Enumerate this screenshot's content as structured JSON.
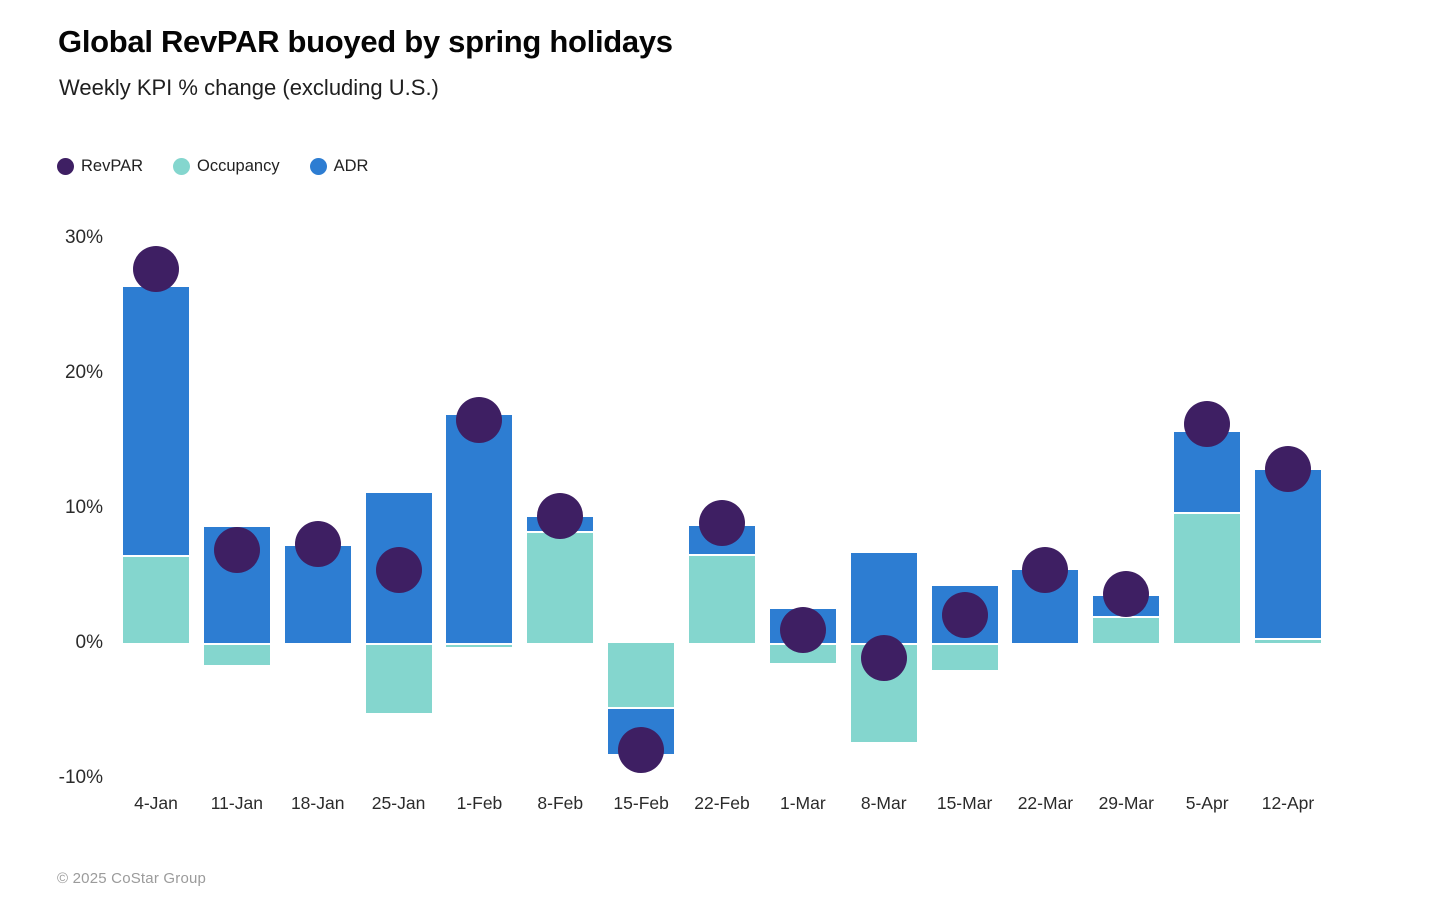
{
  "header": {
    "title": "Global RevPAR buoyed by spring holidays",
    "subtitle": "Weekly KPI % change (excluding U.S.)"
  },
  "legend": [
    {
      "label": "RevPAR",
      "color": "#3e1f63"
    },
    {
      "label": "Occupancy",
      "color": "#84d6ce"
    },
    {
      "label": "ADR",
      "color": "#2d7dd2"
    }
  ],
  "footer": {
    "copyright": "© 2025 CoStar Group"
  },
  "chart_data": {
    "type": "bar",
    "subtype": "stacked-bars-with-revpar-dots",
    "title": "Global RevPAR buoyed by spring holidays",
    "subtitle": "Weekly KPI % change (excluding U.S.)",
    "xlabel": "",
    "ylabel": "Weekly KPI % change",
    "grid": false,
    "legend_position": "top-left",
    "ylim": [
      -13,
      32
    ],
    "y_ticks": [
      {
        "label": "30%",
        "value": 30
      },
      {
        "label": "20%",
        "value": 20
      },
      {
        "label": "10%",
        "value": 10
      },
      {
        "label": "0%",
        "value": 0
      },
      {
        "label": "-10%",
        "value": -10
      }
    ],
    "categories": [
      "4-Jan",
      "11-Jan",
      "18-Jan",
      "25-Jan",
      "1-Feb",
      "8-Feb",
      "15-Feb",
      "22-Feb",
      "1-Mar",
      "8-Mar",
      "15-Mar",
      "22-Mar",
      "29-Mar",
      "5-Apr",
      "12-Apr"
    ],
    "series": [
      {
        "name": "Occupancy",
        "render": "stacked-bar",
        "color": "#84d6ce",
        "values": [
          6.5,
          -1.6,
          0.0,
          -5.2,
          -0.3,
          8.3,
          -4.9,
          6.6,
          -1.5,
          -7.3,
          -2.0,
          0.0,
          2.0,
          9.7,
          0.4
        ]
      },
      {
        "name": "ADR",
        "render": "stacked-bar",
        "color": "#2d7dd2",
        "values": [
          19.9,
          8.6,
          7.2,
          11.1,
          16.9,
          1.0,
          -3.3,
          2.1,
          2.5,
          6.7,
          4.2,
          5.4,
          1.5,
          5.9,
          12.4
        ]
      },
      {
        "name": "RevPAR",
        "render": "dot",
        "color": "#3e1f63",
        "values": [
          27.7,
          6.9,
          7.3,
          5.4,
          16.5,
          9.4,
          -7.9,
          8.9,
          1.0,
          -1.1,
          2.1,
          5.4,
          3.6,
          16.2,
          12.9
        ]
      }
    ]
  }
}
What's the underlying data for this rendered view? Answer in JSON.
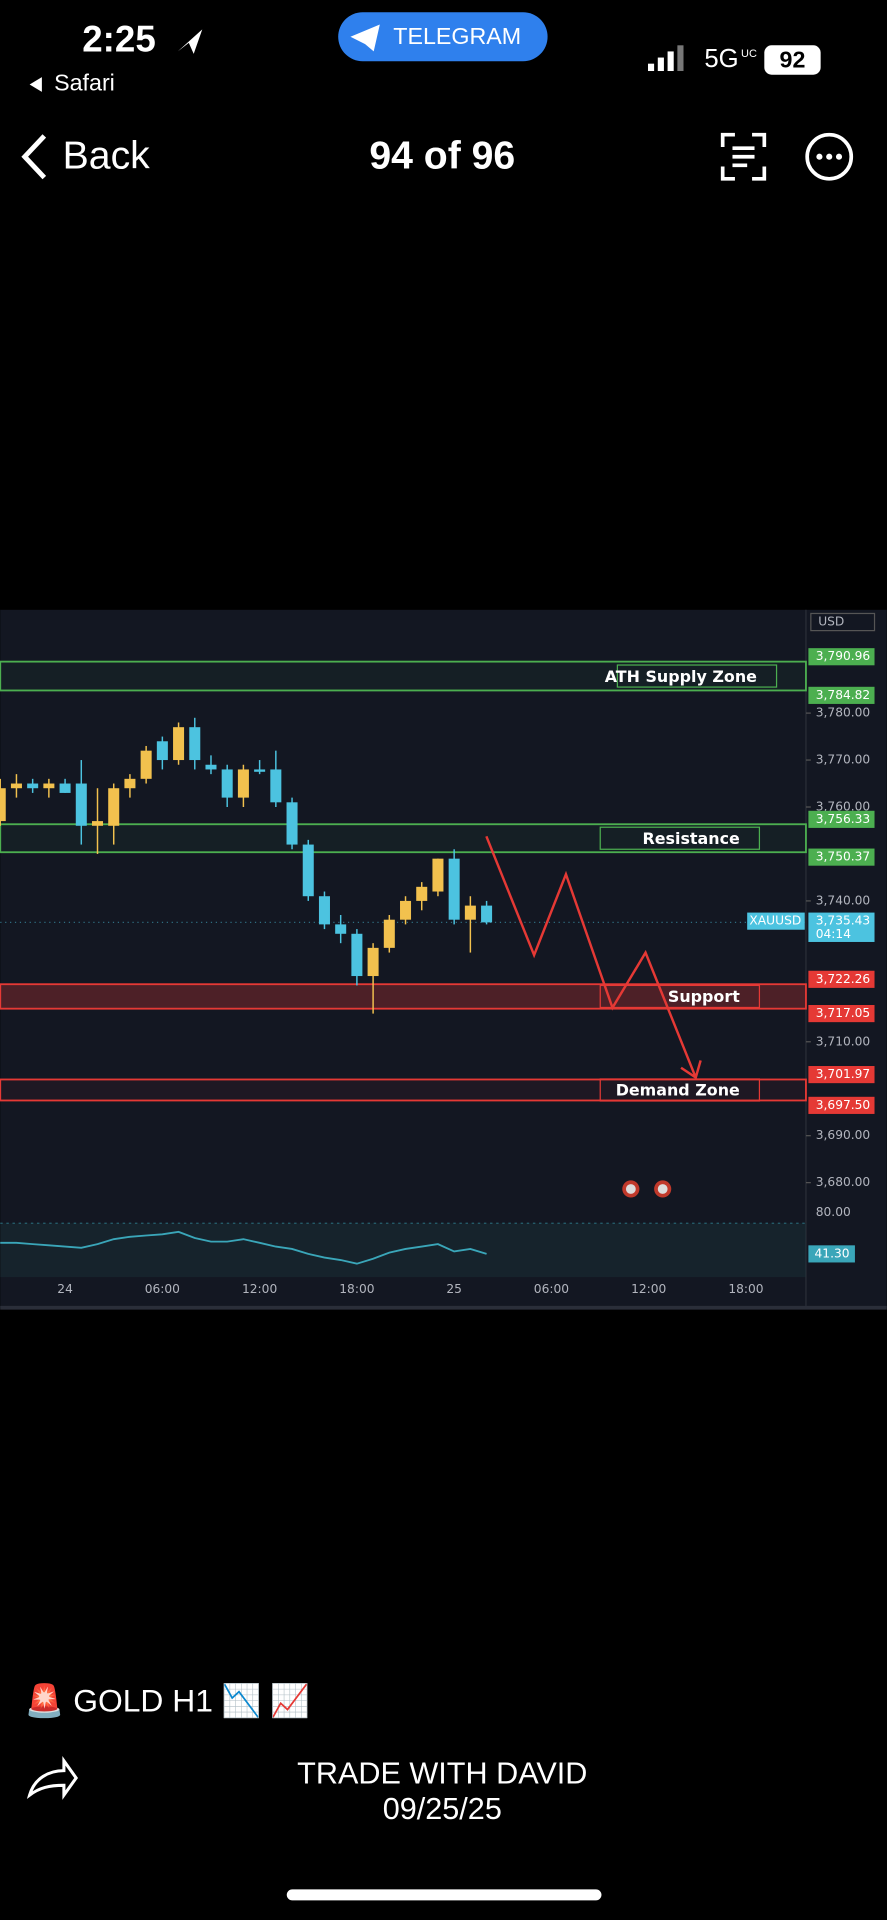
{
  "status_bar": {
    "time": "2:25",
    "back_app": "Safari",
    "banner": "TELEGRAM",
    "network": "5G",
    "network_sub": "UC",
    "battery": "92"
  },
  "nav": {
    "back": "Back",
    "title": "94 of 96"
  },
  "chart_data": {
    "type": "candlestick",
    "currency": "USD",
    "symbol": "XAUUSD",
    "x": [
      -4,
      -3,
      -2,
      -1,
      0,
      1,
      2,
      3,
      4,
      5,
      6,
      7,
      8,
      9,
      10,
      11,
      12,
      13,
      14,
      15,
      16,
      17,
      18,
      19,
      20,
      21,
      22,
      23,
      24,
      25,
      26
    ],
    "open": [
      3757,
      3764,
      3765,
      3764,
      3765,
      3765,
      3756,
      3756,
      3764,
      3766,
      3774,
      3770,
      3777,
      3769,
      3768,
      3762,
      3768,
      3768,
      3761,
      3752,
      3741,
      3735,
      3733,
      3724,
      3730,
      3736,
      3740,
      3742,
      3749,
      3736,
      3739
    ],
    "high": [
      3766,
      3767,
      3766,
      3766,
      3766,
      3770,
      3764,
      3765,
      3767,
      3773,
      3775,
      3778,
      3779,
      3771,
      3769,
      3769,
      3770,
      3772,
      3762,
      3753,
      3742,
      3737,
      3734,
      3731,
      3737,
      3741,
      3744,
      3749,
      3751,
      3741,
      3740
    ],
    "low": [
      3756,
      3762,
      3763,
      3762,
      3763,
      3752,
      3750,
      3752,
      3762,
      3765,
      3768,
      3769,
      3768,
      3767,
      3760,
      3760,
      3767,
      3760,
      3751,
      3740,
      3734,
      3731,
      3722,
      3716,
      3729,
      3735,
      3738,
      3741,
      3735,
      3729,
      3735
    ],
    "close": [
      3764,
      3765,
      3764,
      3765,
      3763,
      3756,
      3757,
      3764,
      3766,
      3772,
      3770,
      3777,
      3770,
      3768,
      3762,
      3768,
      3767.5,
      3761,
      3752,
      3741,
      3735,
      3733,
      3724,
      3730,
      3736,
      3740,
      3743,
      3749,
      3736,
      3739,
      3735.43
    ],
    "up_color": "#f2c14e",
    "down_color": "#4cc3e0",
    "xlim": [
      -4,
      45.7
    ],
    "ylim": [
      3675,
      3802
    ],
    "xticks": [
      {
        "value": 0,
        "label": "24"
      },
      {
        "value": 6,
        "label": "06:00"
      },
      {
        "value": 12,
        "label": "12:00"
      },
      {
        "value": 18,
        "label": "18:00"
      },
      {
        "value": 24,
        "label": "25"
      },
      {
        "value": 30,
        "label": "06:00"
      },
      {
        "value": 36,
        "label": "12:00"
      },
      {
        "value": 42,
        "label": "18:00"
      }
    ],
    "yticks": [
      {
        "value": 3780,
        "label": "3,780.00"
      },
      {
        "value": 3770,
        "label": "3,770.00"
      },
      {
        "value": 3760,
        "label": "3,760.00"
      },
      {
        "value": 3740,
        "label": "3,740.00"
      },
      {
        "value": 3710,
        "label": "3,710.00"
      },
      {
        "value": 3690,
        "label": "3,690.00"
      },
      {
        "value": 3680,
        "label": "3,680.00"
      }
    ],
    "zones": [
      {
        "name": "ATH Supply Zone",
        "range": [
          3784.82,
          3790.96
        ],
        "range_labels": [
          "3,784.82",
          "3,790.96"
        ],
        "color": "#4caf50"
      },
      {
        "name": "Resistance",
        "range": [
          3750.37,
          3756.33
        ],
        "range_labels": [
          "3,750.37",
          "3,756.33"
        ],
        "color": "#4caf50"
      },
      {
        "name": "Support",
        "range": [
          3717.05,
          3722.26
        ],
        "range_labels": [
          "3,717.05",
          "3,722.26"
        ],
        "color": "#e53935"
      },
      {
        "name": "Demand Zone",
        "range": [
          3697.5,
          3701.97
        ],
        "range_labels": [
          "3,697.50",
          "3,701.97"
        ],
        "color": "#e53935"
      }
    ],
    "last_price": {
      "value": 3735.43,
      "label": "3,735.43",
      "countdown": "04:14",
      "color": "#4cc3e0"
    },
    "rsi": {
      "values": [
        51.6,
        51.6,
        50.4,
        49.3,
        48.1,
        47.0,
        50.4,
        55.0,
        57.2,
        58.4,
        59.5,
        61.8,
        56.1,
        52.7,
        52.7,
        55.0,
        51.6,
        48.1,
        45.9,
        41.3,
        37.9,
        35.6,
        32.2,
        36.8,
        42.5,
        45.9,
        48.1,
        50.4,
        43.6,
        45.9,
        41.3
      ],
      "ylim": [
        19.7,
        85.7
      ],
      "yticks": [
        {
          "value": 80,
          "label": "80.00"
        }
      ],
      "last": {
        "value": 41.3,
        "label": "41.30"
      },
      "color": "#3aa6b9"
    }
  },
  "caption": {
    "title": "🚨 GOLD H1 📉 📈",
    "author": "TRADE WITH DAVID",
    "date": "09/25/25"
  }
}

▶ _JOB_: Keep the pictures out of the copy and return the rest of the data above exactly.

▶ _RESPONSE_:
Enumerate this screenshot's content as structured JSON.
{
  "header": {
    "title": "Global RevPAR buoyed by spring holidays",
    "subtitle": "Weekly KPI % change (excluding U.S.)"
  },
  "legend": [
    {
      "label": "RevPAR",
      "color": "#3e1f63"
    },
    {
      "label": "Occupancy",
      "color": "#84d6ce"
    },
    {
      "label": "ADR",
      "color": "#2d7dd2"
    }
  ],
  "footer": {
    "copyright": "© 2025 CoStar Group"
  },
  "chart_data": {
    "type": "bar",
    "subtype": "stacked-bars-with-revpar-dots",
    "title": "Global RevPAR buoyed by spring holidays",
    "subtitle": "Weekly KPI % change (excluding U.S.)",
    "xlabel": "",
    "ylabel": "Weekly KPI % change",
    "grid": false,
    "legend_position": "top-left",
    "ylim": [
      -13,
      32
    ],
    "y_ticks": [
      {
        "label": "30%",
        "value": 30
      },
      {
        "label": "20%",
        "value": 20
      },
      {
        "label": "10%",
        "value": 10
      },
      {
        "label": "0%",
        "value": 0
      },
      {
        "label": "-10%",
        "value": -10
      }
    ],
    "categories": [
      "4-Jan",
      "11-Jan",
      "18-Jan",
      "25-Jan",
      "1-Feb",
      "8-Feb",
      "15-Feb",
      "22-Feb",
      "1-Mar",
      "8-Mar",
      "15-Mar",
      "22-Mar",
      "29-Mar",
      "5-Apr",
      "12-Apr"
    ],
    "series": [
      {
        "name": "Occupancy",
        "render": "stacked-bar",
        "color": "#84d6ce",
        "values": [
          6.5,
          -1.6,
          0.0,
          -5.2,
          -0.3,
          8.3,
          -4.9,
          6.6,
          -1.5,
          -7.3,
          -2.0,
          0.0,
          2.0,
          9.7,
          0.4
        ]
      },
      {
        "name": "ADR",
        "render": "stacked-bar",
        "color": "#2d7dd2",
        "values": [
          19.9,
          8.6,
          7.2,
          11.1,
          16.9,
          1.0,
          -3.3,
          2.1,
          2.5,
          6.7,
          4.2,
          5.4,
          1.5,
          5.9,
          12.4
        ]
      },
      {
        "name": "RevPAR",
        "render": "dot",
        "color": "#3e1f63",
        "values": [
          27.7,
          6.9,
          7.3,
          5.4,
          16.5,
          9.4,
          -7.9,
          8.9,
          1.0,
          -1.1,
          2.1,
          5.4,
          3.6,
          16.2,
          12.9
        ]
      }
    ]
  }
}
What's the underlying data for this rendered view? Answer in JSON.
{
  "status_bar": {
    "time": "2:25",
    "back_app": "Safari",
    "banner": "TELEGRAM",
    "network": "5G",
    "network_sub": "UC",
    "battery": "92"
  },
  "nav": {
    "back": "Back",
    "title": "94 of 96"
  },
  "chart_data": {
    "type": "candlestick",
    "currency": "USD",
    "symbol": "XAUUSD",
    "x": [
      -4,
      -3,
      -2,
      -1,
      0,
      1,
      2,
      3,
      4,
      5,
      6,
      7,
      8,
      9,
      10,
      11,
      12,
      13,
      14,
      15,
      16,
      17,
      18,
      19,
      20,
      21,
      22,
      23,
      24,
      25,
      26
    ],
    "open": [
      3757,
      3764,
      3765,
      3764,
      3765,
      3765,
      3756,
      3756,
      3764,
      3766,
      3774,
      3770,
      3777,
      3769,
      3768,
      3762,
      3768,
      3768,
      3761,
      3752,
      3741,
      3735,
      3733,
      3724,
      3730,
      3736,
      3740,
      3742,
      3749,
      3736,
      3739
    ],
    "high": [
      3766,
      3767,
      3766,
      3766,
      3766,
      3770,
      3764,
      3765,
      3767,
      3773,
      3775,
      3778,
      3779,
      3771,
      3769,
      3769,
      3770,
      3772,
      3762,
      3753,
      3742,
      3737,
      3734,
      3731,
      3737,
      3741,
      3744,
      3749,
      3751,
      3741,
      3740
    ],
    "low": [
      3756,
      3762,
      3763,
      3762,
      3763,
      3752,
      3750,
      3752,
      3762,
      3765,
      3768,
      3769,
      3768,
      3767,
      3760,
      3760,
      3767,
      3760,
      3751,
      3740,
      3734,
      3731,
      3722,
      3716,
      3729,
      3735,
      3738,
      3741,
      3735,
      3729,
      3735
    ],
    "close": [
      3764,
      3765,
      3764,
      3765,
      3763,
      3756,
      3757,
      3764,
      3766,
      3772,
      3770,
      3777,
      3770,
      3768,
      3762,
      3768,
      3767.5,
      3761,
      3752,
      3741,
      3735,
      3733,
      3724,
      3730,
      3736,
      3740,
      3743,
      3749,
      3736,
      3739,
      3735.43
    ],
    "up_color": "#f2c14e",
    "down_color": "#4cc3e0",
    "xlim": [
      -4,
      45.7
    ],
    "ylim": [
      3675,
      3802
    ],
    "xticks": [
      {
        "value": 0,
        "label": "24"
      },
      {
        "value": 6,
        "label": "06:00"
      },
      {
        "value": 12,
        "label": "12:00"
      },
      {
        "value": 18,
        "label": "18:00"
      },
      {
        "value": 24,
        "label": "25"
      },
      {
        "value": 30,
        "label": "06:00"
      },
      {
        "value": 36,
        "label": "12:00"
      },
      {
        "value": 42,
        "label": "18:00"
      }
    ],
    "yticks": [
      {
        "value": 3780,
        "label": "3,780.00"
      },
      {
        "value": 3770,
        "label": "3,770.00"
      },
      {
        "value": 3760,
        "label": "3,760.00"
      },
      {
        "value": 3740,
        "label": "3,740.00"
      },
      {
        "value": 3710,
        "label": "3,710.00"
      },
      {
        "value": 3690,
        "label": "3,690.00"
      },
      {
        "value": 3680,
        "label": "3,680.00"
      }
    ],
    "zones": [
      {
        "name": "ATH Supply Zone",
        "range": [
          3784.82,
          3790.96
        ],
        "range_labels": [
          "3,784.82",
          "3,790.96"
        ],
        "color": "#4caf50"
      },
      {
        "name": "Resistance",
        "range": [
          3750.37,
          3756.33
        ],
        "range_labels": [
          "3,750.37",
          "3,756.33"
        ],
        "color": "#4caf50"
      },
      {
        "name": "Support",
        "range": [
          3717.05,
          3722.26
        ],
        "range_labels": [
          "3,717.05",
          "3,722.26"
        ],
        "color": "#e53935"
      },
      {
        "name": "Demand Zone",
        "range": [
          3697.5,
          3701.97
        ],
        "range_labels": [
          "3,697.50",
          "3,701.97"
        ],
        "color": "#e53935"
      }
    ],
    "last_price": {
      "value": 3735.43,
      "label": "3,735.43",
      "countdown": "04:14",
      "color": "#4cc3e0"
    },
    "rsi": {
      "values": [
        51.6,
        51.6,
        50.4,
        49.3,
        48.1,
        47.0,
        50.4,
        55.0,
        57.2,
        58.4,
        59.5,
        61.8,
        56.1,
        52.7,
        52.7,
        55.0,
        51.6,
        48.1,
        45.9,
        41.3,
        37.9,
        35.6,
        32.2,
        36.8,
        42.5,
        45.9,
        48.1,
        50.4,
        43.6,
        45.9,
        41.3
      ],
      "ylim": [
        19.7,
        85.7
      ],
      "yticks": [
        {
          "value": 80,
          "label": "80.00"
        }
      ],
      "last": {
        "value": 41.3,
        "label": "41.30"
      },
      "color": "#3aa6b9"
    }
  },
  "caption": {
    "title": "🚨 GOLD H1 📉 📈",
    "author": "TRADE WITH DAVID",
    "date": "09/25/25"
  }
}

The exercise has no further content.